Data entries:
▼
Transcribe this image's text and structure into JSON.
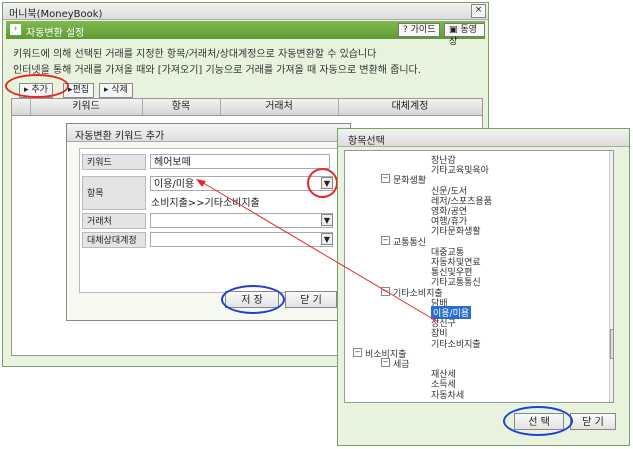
{
  "main": {
    "window_title": "머니북(MoneyBook)",
    "close": "×",
    "header": "자동변환 설정",
    "guide_button": "? 가이드",
    "video_button": "동영상",
    "desc_line1": "키워드에 의해 선택된 거래를 지정한 항목/거래처/상대계정으로 자동변환할 수 있습니다",
    "desc_line2": "인터넷을 통해 거래를 가져올 때와 [가져오기] 기능으로 거래를 가져올 때 자동으로 변환해 줍니다.",
    "toolbar": {
      "add": "추가",
      "edit": "편집",
      "delete": "삭제"
    },
    "columns": [
      "키워드",
      "항목",
      "거래처",
      "대체계정"
    ]
  },
  "dialog": {
    "title": "자동변환 키워드 추가",
    "labels": {
      "keyword": "키워드",
      "item": "항목",
      "vendor": "거래처",
      "counter": "대체상대계정"
    },
    "keyword_value": "헤어보떼",
    "item_value": "이용/미용",
    "item_path": "소비지출>>기타소비지출",
    "save": "저 장",
    "close": "닫 기"
  },
  "tree": {
    "title": "항목선택",
    "items": [
      {
        "label": "장난감",
        "level": 3
      },
      {
        "label": "기타교육및육아",
        "level": 3
      },
      {
        "label": "문화생활",
        "level": 2,
        "toggle": "−"
      },
      {
        "label": "신문/도서",
        "level": 3
      },
      {
        "label": "레저/스포츠용품",
        "level": 3
      },
      {
        "label": "영화/공연",
        "level": 3
      },
      {
        "label": "여행/휴가",
        "level": 3
      },
      {
        "label": "기타문화생활",
        "level": 3
      },
      {
        "label": "교통통신",
        "level": 2,
        "toggle": "−"
      },
      {
        "label": "대중교통",
        "level": 3
      },
      {
        "label": "자동차및연료",
        "level": 3
      },
      {
        "label": "통신및우편",
        "level": 3
      },
      {
        "label": "기타교통통신",
        "level": 3
      },
      {
        "label": "기타소비지출",
        "level": 2,
        "toggle": "−"
      },
      {
        "label": "담배",
        "level": 3
      },
      {
        "label": "이용/미용",
        "level": 3,
        "selected": true
      },
      {
        "label": "장신구",
        "level": 3
      },
      {
        "label": "잡비",
        "level": 3
      },
      {
        "label": "기타소비지출",
        "level": 3
      },
      {
        "label": "비소비지출",
        "level": 1,
        "toggle": "−"
      },
      {
        "label": "세금",
        "level": 2,
        "toggle": "−"
      },
      {
        "label": "재산세",
        "level": 3
      },
      {
        "label": "소득세",
        "level": 3
      },
      {
        "label": "자동차세",
        "level": 3
      }
    ],
    "select": "선 택",
    "close": "닫 기"
  },
  "colors": {
    "highlight_red": "#e8262a",
    "highlight_blue": "#1f3fd6",
    "header_green": "#6aa63e",
    "selection": "#2a6fcf"
  }
}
▲
[Written exercise]:
The records above must be echoed exactly, minus their pictures.

[Answer in full]:
Transcribe this image's text and structure into JSON.
{
  "main": {
    "window_title": "머니북(MoneyBook)",
    "close": "×",
    "header": "자동변환 설정",
    "guide_button": "? 가이드",
    "video_button": "동영상",
    "desc_line1": "키워드에 의해 선택된 거래를 지정한 항목/거래처/상대계정으로 자동변환할 수 있습니다",
    "desc_line2": "인터넷을 통해 거래를 가져올 때와 [가져오기] 기능으로 거래를 가져올 때 자동으로 변환해 줍니다.",
    "toolbar": {
      "add": "추가",
      "edit": "편집",
      "delete": "삭제"
    },
    "columns": [
      "키워드",
      "항목",
      "거래처",
      "대체계정"
    ]
  },
  "dialog": {
    "title": "자동변환 키워드 추가",
    "labels": {
      "keyword": "키워드",
      "item": "항목",
      "vendor": "거래처",
      "counter": "대체상대계정"
    },
    "keyword_value": "헤어보떼",
    "item_value": "이용/미용",
    "item_path": "소비지출>>기타소비지출",
    "save": "저 장",
    "close": "닫 기"
  },
  "tree": {
    "title": "항목선택",
    "items": [
      {
        "label": "장난감",
        "level": 3
      },
      {
        "label": "기타교육및육아",
        "level": 3
      },
      {
        "label": "문화생활",
        "level": 2,
        "toggle": "−"
      },
      {
        "label": "신문/도서",
        "level": 3
      },
      {
        "label": "레저/스포츠용품",
        "level": 3
      },
      {
        "label": "영화/공연",
        "level": 3
      },
      {
        "label": "여행/휴가",
        "level": 3
      },
      {
        "label": "기타문화생활",
        "level": 3
      },
      {
        "label": "교통통신",
        "level": 2,
        "toggle": "−"
      },
      {
        "label": "대중교통",
        "level": 3
      },
      {
        "label": "자동차및연료",
        "level": 3
      },
      {
        "label": "통신및우편",
        "level": 3
      },
      {
        "label": "기타교통통신",
        "level": 3
      },
      {
        "label": "기타소비지출",
        "level": 2,
        "toggle": "−"
      },
      {
        "label": "담배",
        "level": 3
      },
      {
        "label": "이용/미용",
        "level": 3,
        "selected": true
      },
      {
        "label": "장신구",
        "level": 3
      },
      {
        "label": "잡비",
        "level": 3
      },
      {
        "label": "기타소비지출",
        "level": 3
      },
      {
        "label": "비소비지출",
        "level": 1,
        "toggle": "−"
      },
      {
        "label": "세금",
        "level": 2,
        "toggle": "−"
      },
      {
        "label": "재산세",
        "level": 3
      },
      {
        "label": "소득세",
        "level": 3
      },
      {
        "label": "자동차세",
        "level": 3
      }
    ],
    "select": "선 택",
    "close": "닫 기"
  },
  "colors": {
    "highlight_red": "#e8262a",
    "highlight_blue": "#1f3fd6",
    "header_green": "#6aa63e",
    "selection": "#2a6fcf"
  }
}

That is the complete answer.